DATASET CONTENT start

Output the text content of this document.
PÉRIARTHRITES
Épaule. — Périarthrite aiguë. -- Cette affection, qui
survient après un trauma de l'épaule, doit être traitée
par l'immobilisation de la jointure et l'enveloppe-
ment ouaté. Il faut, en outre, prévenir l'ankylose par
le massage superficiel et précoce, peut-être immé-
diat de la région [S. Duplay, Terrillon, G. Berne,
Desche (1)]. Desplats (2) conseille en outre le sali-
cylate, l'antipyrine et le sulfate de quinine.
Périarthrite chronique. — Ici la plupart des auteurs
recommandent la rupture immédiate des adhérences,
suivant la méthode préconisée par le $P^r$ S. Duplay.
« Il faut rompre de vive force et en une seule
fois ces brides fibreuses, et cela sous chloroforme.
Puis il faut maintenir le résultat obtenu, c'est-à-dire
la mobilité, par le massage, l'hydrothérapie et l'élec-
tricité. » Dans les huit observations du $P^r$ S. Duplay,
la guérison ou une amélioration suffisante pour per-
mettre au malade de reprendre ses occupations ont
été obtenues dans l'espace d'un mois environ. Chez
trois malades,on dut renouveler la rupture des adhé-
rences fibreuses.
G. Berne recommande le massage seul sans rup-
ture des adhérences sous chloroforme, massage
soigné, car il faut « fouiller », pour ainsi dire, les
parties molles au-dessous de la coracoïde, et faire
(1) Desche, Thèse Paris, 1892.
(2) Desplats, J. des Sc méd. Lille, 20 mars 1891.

DATASET CONTENT end

- WRITTEN TASK:
Retype the material in full. Each word must match.

- WRITTEN SOLUTION:
Output the text content of this document.
PÉRIARTHRITES
Épaule. — Périarthrite aiguë. -- Cette affection, qui
survient après un trauma de l'épaule, doit être traitée
par l'immobilisation de la jointure et l'enveloppe-
ment ouaté. Il faut, en outre, prévenir l'ankylose par
le massage superficiel et précoce, peut-être immé-
diat de la région [S. Duplay, Terrillon, G. Berne,
Desche (1)]. Desplats (2) conseille en outre le sali-
cylate, l'antipyrine et le sulfate de quinine.
Périarthrite chronique. — Ici la plupart des auteurs
recommandent la rupture immédiate des adhérences,
suivant la méthode préconisée par le $P^r$ S. Duplay.
« Il faut rompre de vive force et en une seule
fois ces brides fibreuses, et cela sous chloroforme.
Puis il faut maintenir le résultat obtenu, c'est-à-dire
la mobilité, par le massage, l'hydrothérapie et l'élec-
tricité. » Dans les huit observations du $P^r$ S. Duplay,
la guérison ou une amélioration suffisante pour per-
mettre au malade de reprendre ses occupations ont
été obtenues dans l'espace d'un mois environ. Chez
trois malades,on dut renouveler la rupture des adhé-
rences fibreuses.
G. Berne recommande le massage seul sans rup-
ture des adhérences sous chloroforme, massage
soigné, car il faut « fouiller », pour ainsi dire, les
parties molles au-dessous de la coracoïde, et faire
(1) Desche, Thèse Paris, 1892.
(2) Desplats, J. des Sc méd. Lille, 20 mars 1891.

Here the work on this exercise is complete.